What needs to be done
What lines of the data hold the string "Investing"? Pull each one out.
* BEGIN Records for the exercise *
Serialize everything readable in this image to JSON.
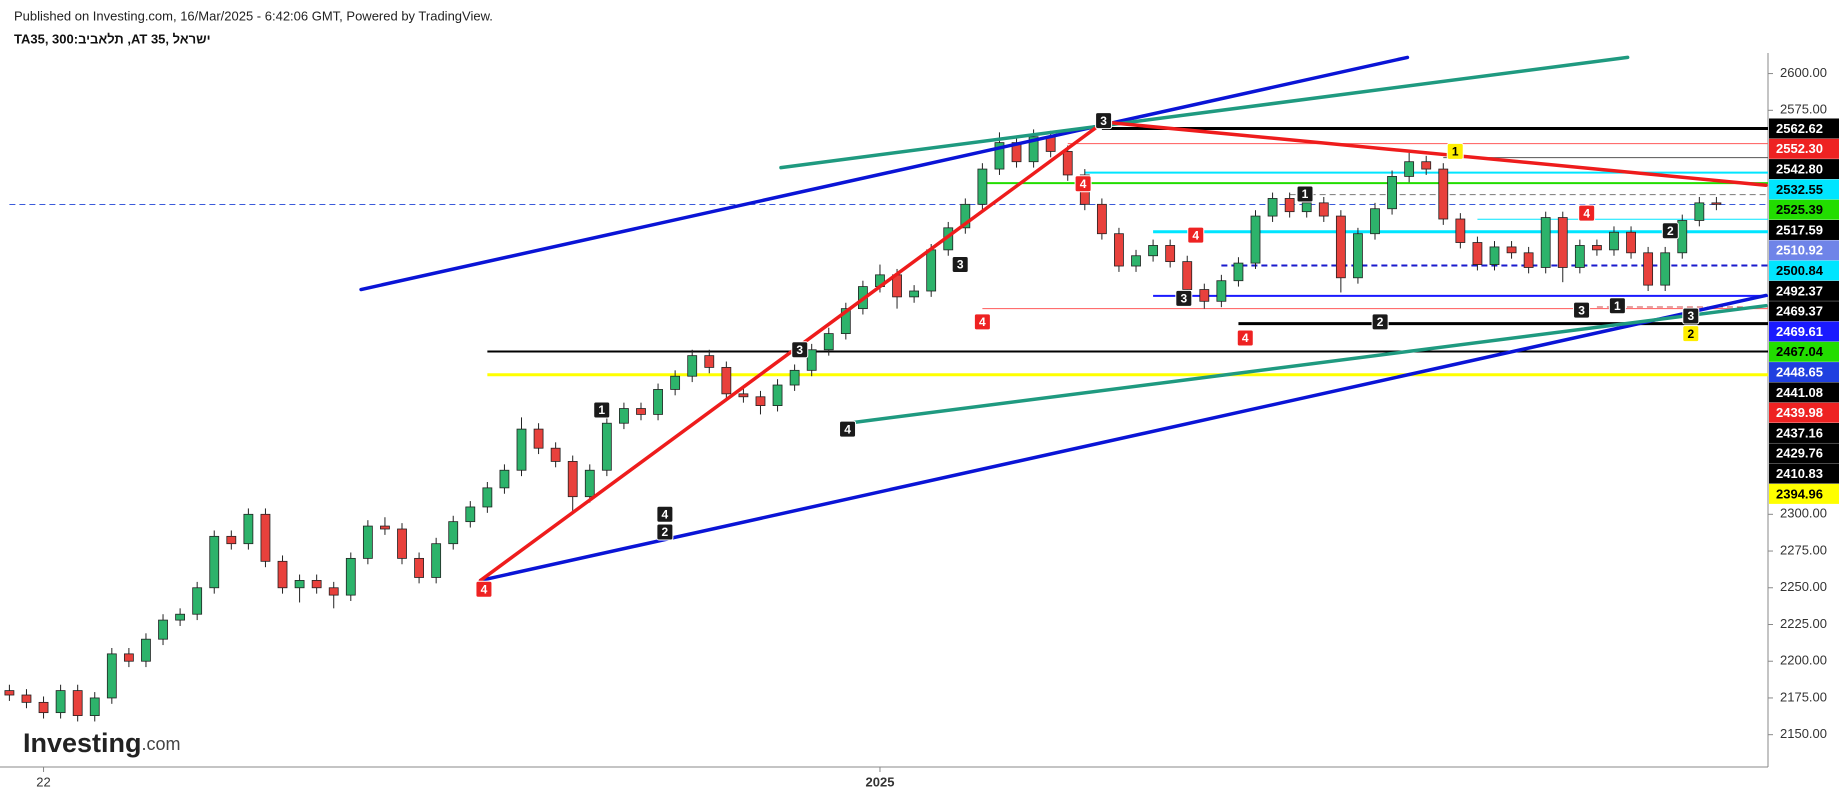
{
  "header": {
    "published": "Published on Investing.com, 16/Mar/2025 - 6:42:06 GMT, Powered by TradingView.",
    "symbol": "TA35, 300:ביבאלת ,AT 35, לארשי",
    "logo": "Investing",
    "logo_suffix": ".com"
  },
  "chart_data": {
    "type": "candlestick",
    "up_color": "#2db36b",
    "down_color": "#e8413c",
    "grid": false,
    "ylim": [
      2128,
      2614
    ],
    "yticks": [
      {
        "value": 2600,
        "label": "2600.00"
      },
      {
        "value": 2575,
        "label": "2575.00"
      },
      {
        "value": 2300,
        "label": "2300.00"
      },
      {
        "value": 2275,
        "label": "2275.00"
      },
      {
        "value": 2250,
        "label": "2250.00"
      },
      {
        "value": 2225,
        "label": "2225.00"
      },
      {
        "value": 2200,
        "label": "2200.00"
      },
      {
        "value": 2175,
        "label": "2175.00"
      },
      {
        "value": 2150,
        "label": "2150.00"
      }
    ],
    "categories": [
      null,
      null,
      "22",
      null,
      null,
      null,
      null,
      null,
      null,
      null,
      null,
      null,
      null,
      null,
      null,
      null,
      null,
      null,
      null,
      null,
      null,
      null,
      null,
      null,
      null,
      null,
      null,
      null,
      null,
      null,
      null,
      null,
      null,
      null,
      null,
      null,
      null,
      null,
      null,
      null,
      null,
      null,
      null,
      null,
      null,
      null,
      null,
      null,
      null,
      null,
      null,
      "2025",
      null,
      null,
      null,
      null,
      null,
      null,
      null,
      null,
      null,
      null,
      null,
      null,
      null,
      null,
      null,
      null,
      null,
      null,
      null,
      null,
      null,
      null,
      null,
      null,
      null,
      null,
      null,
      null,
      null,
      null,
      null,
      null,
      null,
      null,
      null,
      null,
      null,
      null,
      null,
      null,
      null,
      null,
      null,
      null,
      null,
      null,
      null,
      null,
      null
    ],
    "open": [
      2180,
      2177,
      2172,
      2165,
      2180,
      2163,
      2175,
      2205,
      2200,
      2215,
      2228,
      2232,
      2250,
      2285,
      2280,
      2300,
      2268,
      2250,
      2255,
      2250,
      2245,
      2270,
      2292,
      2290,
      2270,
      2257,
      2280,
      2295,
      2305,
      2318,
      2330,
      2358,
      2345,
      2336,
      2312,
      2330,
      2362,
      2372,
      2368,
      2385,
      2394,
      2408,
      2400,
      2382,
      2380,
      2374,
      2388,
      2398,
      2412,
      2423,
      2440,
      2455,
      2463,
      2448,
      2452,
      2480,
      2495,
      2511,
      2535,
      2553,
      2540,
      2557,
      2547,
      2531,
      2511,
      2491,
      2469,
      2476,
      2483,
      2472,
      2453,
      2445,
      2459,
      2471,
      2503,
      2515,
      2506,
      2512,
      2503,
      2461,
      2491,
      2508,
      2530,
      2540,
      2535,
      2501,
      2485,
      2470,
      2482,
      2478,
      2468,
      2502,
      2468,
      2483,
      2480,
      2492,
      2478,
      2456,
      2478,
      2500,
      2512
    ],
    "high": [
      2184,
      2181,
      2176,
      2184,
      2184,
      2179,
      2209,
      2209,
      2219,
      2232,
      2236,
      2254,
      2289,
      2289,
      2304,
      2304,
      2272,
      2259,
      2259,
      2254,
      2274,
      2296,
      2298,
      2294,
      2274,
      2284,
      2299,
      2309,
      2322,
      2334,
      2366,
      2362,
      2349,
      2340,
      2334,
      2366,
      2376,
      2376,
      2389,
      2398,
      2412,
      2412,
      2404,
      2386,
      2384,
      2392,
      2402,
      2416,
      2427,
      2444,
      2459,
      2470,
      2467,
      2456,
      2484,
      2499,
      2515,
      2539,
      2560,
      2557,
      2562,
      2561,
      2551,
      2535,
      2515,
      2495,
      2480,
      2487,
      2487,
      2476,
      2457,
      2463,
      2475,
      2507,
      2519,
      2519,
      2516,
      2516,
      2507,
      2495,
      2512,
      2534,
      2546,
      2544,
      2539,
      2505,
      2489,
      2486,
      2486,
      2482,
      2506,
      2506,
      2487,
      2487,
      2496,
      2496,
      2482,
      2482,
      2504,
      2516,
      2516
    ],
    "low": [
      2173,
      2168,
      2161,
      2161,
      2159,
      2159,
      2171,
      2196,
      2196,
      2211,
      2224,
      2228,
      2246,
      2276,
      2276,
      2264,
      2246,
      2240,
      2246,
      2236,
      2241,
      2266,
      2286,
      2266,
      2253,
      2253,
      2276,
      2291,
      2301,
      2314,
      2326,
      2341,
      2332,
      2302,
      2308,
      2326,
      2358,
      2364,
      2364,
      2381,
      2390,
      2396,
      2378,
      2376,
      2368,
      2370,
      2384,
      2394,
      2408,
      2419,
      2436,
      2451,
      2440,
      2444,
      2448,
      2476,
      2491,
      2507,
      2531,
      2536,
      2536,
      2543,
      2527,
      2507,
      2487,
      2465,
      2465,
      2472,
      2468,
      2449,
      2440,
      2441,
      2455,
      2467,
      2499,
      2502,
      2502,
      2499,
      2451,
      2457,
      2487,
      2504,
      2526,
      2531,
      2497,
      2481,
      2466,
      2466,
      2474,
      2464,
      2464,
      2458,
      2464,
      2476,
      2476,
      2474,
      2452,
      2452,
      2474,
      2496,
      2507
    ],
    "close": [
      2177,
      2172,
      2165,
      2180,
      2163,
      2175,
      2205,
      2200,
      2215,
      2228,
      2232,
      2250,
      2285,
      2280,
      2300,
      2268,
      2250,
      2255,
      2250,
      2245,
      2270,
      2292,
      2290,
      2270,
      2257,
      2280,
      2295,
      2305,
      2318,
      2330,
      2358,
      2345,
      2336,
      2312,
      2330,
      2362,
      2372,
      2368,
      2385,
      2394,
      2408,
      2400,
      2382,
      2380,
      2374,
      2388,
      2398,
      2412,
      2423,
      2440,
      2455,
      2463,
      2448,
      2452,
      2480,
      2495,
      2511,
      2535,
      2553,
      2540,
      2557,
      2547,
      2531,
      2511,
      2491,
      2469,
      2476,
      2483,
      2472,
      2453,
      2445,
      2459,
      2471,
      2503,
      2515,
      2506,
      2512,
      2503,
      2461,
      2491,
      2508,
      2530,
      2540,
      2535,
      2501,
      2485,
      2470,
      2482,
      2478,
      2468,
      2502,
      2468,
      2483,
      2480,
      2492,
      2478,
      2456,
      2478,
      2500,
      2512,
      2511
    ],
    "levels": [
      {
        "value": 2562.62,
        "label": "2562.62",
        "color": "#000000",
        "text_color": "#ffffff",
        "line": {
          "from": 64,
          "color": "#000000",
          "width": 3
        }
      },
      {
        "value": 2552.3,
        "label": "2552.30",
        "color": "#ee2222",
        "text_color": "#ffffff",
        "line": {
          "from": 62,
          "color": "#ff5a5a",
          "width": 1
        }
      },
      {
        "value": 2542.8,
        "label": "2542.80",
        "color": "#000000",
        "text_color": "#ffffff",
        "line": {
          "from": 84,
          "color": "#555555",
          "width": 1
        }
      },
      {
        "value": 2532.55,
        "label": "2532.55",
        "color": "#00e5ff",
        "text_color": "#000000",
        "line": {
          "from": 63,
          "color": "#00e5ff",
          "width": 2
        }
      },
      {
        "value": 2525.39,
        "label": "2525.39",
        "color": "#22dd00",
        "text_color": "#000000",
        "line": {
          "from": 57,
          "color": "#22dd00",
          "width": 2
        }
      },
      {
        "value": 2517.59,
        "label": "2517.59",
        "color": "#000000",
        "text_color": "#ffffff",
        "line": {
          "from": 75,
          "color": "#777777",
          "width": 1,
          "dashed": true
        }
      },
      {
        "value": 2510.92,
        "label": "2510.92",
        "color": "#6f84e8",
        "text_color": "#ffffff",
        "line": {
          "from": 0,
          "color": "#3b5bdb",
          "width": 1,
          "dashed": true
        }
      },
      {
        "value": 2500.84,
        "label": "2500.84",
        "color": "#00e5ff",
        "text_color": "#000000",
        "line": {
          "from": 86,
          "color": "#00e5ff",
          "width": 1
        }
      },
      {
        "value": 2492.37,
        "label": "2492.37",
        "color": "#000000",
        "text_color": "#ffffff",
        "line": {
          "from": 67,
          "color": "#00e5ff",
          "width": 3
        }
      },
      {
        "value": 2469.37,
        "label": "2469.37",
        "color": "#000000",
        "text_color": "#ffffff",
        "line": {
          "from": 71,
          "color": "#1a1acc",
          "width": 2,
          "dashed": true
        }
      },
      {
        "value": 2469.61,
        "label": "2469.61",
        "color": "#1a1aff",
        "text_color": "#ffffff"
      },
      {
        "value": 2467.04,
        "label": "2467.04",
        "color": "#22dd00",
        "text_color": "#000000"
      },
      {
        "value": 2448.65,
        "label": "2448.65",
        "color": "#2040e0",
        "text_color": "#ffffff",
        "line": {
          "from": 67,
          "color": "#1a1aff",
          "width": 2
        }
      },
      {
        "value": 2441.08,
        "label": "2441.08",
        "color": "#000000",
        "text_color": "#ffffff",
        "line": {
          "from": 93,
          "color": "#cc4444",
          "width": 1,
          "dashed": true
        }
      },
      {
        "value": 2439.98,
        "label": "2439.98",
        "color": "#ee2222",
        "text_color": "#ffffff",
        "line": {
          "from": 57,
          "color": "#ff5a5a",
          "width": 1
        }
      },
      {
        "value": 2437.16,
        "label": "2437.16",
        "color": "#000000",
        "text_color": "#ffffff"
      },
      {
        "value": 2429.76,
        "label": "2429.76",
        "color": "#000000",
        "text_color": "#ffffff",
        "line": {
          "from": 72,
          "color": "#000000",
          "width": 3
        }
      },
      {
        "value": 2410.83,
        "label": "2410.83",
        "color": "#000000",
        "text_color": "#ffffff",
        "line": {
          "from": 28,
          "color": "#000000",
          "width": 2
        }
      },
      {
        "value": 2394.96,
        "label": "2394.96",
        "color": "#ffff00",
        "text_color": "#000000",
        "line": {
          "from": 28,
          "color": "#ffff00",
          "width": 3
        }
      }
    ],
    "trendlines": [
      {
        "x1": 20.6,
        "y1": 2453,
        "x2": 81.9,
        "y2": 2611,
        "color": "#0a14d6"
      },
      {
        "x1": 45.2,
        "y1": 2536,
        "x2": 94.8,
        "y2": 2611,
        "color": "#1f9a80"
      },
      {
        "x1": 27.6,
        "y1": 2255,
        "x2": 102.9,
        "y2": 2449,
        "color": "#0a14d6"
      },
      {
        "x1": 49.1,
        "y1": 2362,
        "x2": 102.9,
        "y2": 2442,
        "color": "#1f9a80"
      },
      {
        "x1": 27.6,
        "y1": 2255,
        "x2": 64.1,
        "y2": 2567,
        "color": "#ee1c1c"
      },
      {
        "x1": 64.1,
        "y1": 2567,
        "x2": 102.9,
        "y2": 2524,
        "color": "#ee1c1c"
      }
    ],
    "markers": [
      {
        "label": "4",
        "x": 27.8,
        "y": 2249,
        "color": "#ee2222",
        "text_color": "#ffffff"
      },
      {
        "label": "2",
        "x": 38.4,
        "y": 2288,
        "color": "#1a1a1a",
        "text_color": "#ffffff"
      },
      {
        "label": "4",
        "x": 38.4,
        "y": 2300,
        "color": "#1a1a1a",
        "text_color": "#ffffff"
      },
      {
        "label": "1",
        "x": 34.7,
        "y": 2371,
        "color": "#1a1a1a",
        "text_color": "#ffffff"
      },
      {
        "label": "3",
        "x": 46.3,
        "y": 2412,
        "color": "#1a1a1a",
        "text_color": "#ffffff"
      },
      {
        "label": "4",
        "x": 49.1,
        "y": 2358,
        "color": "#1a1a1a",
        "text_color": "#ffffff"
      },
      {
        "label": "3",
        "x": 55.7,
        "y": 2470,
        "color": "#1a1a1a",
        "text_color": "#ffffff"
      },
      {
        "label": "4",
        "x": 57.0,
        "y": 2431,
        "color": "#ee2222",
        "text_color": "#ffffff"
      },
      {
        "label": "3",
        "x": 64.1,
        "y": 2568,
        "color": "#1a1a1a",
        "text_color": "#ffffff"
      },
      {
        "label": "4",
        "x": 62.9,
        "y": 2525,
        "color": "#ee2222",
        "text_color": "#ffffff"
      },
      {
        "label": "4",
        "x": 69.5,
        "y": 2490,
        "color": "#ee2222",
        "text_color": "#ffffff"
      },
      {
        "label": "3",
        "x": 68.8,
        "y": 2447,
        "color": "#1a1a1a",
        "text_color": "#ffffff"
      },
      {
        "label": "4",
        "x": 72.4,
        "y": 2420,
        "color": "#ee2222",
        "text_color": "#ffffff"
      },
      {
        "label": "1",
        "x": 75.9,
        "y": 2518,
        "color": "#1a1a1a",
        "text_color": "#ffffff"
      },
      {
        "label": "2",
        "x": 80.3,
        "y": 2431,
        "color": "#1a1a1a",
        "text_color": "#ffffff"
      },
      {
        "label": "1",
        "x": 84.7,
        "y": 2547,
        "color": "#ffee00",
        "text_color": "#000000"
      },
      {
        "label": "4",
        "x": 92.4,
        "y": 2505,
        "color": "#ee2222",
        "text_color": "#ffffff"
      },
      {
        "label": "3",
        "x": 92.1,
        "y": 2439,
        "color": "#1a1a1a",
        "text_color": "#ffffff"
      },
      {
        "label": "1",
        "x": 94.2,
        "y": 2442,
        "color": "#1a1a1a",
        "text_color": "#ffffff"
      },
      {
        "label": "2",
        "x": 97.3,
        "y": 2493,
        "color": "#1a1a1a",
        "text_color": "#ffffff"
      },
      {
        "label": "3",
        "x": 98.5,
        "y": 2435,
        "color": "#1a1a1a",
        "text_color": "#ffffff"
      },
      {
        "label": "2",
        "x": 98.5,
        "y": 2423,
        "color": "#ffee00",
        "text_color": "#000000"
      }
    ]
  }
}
* END Records for the exercise *
Complete output
    "published": "Published on Investing.com, 16/Mar/2025 - 6:42:06 GMT, Powered by TradingView.",
    "logo": "Investing",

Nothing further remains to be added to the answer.